**TASK DESCRIPTION**
All of the records below need to be copied exactly.

**TASK INPUTS**
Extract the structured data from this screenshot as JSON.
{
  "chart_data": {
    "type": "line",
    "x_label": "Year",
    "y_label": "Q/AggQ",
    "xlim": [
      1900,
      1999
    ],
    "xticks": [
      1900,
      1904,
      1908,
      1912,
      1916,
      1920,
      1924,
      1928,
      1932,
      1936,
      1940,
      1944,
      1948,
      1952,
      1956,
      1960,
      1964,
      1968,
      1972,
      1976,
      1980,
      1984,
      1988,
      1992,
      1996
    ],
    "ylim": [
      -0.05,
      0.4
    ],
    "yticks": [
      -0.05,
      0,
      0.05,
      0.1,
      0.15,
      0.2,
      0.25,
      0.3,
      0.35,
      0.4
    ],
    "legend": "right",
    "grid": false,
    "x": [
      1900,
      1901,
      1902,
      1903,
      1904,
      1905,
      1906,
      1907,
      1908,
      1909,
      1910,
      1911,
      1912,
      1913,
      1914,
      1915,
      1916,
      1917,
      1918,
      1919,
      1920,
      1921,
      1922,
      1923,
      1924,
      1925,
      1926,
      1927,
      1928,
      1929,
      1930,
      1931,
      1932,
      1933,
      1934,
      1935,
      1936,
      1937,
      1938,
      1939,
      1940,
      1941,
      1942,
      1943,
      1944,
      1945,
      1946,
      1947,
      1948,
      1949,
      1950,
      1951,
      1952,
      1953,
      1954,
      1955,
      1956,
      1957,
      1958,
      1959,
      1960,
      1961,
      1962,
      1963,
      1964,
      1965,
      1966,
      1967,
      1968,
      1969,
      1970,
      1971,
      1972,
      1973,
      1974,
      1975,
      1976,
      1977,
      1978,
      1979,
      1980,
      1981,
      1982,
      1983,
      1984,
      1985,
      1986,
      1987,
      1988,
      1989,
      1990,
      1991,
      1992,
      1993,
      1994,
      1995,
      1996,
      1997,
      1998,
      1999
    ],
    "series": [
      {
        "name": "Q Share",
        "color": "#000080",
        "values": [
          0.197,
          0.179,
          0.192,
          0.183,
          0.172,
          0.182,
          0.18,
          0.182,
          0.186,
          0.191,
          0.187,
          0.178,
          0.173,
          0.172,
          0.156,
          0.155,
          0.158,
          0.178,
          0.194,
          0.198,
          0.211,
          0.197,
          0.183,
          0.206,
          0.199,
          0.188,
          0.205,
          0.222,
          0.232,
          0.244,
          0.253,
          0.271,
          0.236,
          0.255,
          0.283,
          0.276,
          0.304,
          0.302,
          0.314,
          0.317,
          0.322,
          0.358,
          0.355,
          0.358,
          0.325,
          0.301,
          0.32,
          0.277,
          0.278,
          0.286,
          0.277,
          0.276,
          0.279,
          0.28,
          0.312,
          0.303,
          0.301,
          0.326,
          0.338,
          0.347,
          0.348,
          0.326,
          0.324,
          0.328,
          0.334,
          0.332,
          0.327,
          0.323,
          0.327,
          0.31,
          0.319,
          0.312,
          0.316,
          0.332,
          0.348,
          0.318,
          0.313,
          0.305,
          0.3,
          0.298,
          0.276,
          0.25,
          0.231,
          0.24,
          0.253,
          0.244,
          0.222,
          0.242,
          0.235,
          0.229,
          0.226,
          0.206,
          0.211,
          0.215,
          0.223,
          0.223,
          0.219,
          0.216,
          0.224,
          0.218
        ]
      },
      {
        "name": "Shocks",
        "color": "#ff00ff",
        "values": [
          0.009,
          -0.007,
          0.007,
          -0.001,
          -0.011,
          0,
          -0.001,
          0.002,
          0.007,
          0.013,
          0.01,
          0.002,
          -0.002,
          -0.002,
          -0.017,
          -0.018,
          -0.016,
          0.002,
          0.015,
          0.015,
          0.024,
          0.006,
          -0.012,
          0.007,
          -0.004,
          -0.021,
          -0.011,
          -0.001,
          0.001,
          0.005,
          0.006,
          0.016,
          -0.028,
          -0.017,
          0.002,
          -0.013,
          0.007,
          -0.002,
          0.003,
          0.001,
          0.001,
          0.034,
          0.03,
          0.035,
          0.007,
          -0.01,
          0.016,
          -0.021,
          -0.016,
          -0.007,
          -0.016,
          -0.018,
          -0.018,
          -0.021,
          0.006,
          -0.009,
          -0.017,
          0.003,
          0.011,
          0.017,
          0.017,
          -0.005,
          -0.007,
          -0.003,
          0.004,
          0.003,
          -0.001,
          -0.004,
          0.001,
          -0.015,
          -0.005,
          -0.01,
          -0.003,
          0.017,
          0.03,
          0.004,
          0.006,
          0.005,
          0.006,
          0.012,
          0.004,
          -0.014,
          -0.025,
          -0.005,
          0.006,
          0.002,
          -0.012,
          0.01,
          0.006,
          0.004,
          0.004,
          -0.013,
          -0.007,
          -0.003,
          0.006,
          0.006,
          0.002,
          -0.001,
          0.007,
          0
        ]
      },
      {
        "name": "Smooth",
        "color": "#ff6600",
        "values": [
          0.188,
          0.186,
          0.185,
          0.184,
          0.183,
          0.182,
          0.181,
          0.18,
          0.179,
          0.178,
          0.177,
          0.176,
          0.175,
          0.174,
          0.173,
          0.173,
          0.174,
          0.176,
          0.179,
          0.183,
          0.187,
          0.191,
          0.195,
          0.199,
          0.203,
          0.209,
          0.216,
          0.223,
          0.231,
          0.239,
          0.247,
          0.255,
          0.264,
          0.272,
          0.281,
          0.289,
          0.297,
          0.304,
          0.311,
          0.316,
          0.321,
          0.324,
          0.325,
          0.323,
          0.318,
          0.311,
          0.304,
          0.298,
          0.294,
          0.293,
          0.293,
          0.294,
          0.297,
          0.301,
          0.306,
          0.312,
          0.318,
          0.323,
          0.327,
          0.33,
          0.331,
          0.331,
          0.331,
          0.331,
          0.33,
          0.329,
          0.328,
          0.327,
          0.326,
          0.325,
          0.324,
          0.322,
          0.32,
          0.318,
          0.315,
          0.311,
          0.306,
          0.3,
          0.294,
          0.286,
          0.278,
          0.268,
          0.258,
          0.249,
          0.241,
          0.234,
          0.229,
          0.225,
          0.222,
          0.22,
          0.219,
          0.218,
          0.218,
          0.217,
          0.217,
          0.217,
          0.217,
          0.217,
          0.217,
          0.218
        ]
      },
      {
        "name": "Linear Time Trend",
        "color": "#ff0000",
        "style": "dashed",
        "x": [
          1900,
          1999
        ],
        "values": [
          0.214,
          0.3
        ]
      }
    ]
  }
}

**RESULT OF THIS EXERCISE**
Extract the structured data from this screenshot as JSON.
{
  "chart_data": {
    "type": "line",
    "x_label": "Year",
    "y_label": "Q/AggQ",
    "xlim": [
      1900,
      1999
    ],
    "xticks": [
      1900,
      1904,
      1908,
      1912,
      1916,
      1920,
      1924,
      1928,
      1932,
      1936,
      1940,
      1944,
      1948,
      1952,
      1956,
      1960,
      1964,
      1968,
      1972,
      1976,
      1980,
      1984,
      1988,
      1992,
      1996
    ],
    "ylim": [
      -0.05,
      0.4
    ],
    "yticks": [
      -0.05,
      0,
      0.05,
      0.1,
      0.15,
      0.2,
      0.25,
      0.3,
      0.35,
      0.4
    ],
    "legend": "right",
    "grid": false,
    "x": [
      1900,
      1901,
      1902,
      1903,
      1904,
      1905,
      1906,
      1907,
      1908,
      1909,
      1910,
      1911,
      1912,
      1913,
      1914,
      1915,
      1916,
      1917,
      1918,
      1919,
      1920,
      1921,
      1922,
      1923,
      1924,
      1925,
      1926,
      1927,
      1928,
      1929,
      1930,
      1931,
      1932,
      1933,
      1934,
      1935,
      1936,
      1937,
      1938,
      1939,
      1940,
      1941,
      1942,
      1943,
      1944,
      1945,
      1946,
      1947,
      1948,
      1949,
      1950,
      1951,
      1952,
      1953,
      1954,
      1955,
      1956,
      1957,
      1958,
      1959,
      1960,
      1961,
      1962,
      1963,
      1964,
      1965,
      1966,
      1967,
      1968,
      1969,
      1970,
      1971,
      1972,
      1973,
      1974,
      1975,
      1976,
      1977,
      1978,
      1979,
      1980,
      1981,
      1982,
      1983,
      1984,
      1985,
      1986,
      1987,
      1988,
      1989,
      1990,
      1991,
      1992,
      1993,
      1994,
      1995,
      1996,
      1997,
      1998,
      1999
    ],
    "series": [
      {
        "name": "Q Share",
        "color": "#000080",
        "values": [
          0.197,
          0.179,
          0.192,
          0.183,
          0.172,
          0.182,
          0.18,
          0.182,
          0.186,
          0.191,
          0.187,
          0.178,
          0.173,
          0.172,
          0.156,
          0.155,
          0.158,
          0.178,
          0.194,
          0.198,
          0.211,
          0.197,
          0.183,
          0.206,
          0.199,
          0.188,
          0.205,
          0.222,
          0.232,
          0.244,
          0.253,
          0.271,
          0.236,
          0.255,
          0.283,
          0.276,
          0.304,
          0.302,
          0.314,
          0.317,
          0.322,
          0.358,
          0.355,
          0.358,
          0.325,
          0.301,
          0.32,
          0.277,
          0.278,
          0.286,
          0.277,
          0.276,
          0.279,
          0.28,
          0.312,
          0.303,
          0.301,
          0.326,
          0.338,
          0.347,
          0.348,
          0.326,
          0.324,
          0.328,
          0.334,
          0.332,
          0.327,
          0.323,
          0.327,
          0.31,
          0.319,
          0.312,
          0.316,
          0.332,
          0.348,
          0.318,
          0.313,
          0.305,
          0.3,
          0.298,
          0.276,
          0.25,
          0.231,
          0.24,
          0.253,
          0.244,
          0.222,
          0.242,
          0.235,
          0.229,
          0.226,
          0.206,
          0.211,
          0.215,
          0.223,
          0.223,
          0.219,
          0.216,
          0.224,
          0.218
        ]
      },
      {
        "name": "Shocks",
        "color": "#ff00ff",
        "values": [
          0.009,
          -0.007,
          0.007,
          -0.001,
          -0.011,
          0,
          -0.001,
          0.002,
          0.007,
          0.013,
          0.01,
          0.002,
          -0.002,
          -0.002,
          -0.017,
          -0.018,
          -0.016,
          0.002,
          0.015,
          0.015,
          0.024,
          0.006,
          -0.012,
          0.007,
          -0.004,
          -0.021,
          -0.011,
          -0.001,
          0.001,
          0.005,
          0.006,
          0.016,
          -0.028,
          -0.017,
          0.002,
          -0.013,
          0.007,
          -0.002,
          0.003,
          0.001,
          0.001,
          0.034,
          0.03,
          0.035,
          0.007,
          -0.01,
          0.016,
          -0.021,
          -0.016,
          -0.007,
          -0.016,
          -0.018,
          -0.018,
          -0.021,
          0.006,
          -0.009,
          -0.017,
          0.003,
          0.011,
          0.017,
          0.017,
          -0.005,
          -0.007,
          -0.003,
          0.004,
          0.003,
          -0.001,
          -0.004,
          0.001,
          -0.015,
          -0.005,
          -0.01,
          -0.003,
          0.017,
          0.03,
          0.004,
          0.006,
          0.005,
          0.006,
          0.012,
          0.004,
          -0.014,
          -0.025,
          -0.005,
          0.006,
          0.002,
          -0.012,
          0.01,
          0.006,
          0.004,
          0.004,
          -0.013,
          -0.007,
          -0.003,
          0.006,
          0.006,
          0.002,
          -0.001,
          0.007,
          0
        ]
      },
      {
        "name": "Smooth",
        "color": "#ff6600",
        "values": [
          0.188,
          0.186,
          0.185,
          0.184,
          0.183,
          0.182,
          0.181,
          0.18,
          0.179,
          0.178,
          0.177,
          0.176,
          0.175,
          0.174,
          0.173,
          0.173,
          0.174,
          0.176,
          0.179,
          0.183,
          0.187,
          0.191,
          0.195,
          0.199,
          0.203,
          0.209,
          0.216,
          0.223,
          0.231,
          0.239,
          0.247,
          0.255,
          0.264,
          0.272,
          0.281,
          0.289,
          0.297,
          0.304,
          0.311,
          0.316,
          0.321,
          0.324,
          0.325,
          0.323,
          0.318,
          0.311,
          0.304,
          0.298,
          0.294,
          0.293,
          0.293,
          0.294,
          0.297,
          0.301,
          0.306,
          0.312,
          0.318,
          0.323,
          0.327,
          0.33,
          0.331,
          0.331,
          0.331,
          0.331,
          0.33,
          0.329,
          0.328,
          0.327,
          0.326,
          0.325,
          0.324,
          0.322,
          0.32,
          0.318,
          0.315,
          0.311,
          0.306,
          0.3,
          0.294,
          0.286,
          0.278,
          0.268,
          0.258,
          0.249,
          0.241,
          0.234,
          0.229,
          0.225,
          0.222,
          0.22,
          0.219,
          0.218,
          0.218,
          0.217,
          0.217,
          0.217,
          0.217,
          0.217,
          0.217,
          0.218
        ]
      },
      {
        "name": "Linear Time Trend",
        "color": "#ff0000",
        "style": "dashed",
        "x": [
          1900,
          1999
        ],
        "values": [
          0.214,
          0.3
        ]
      }
    ]
  }
}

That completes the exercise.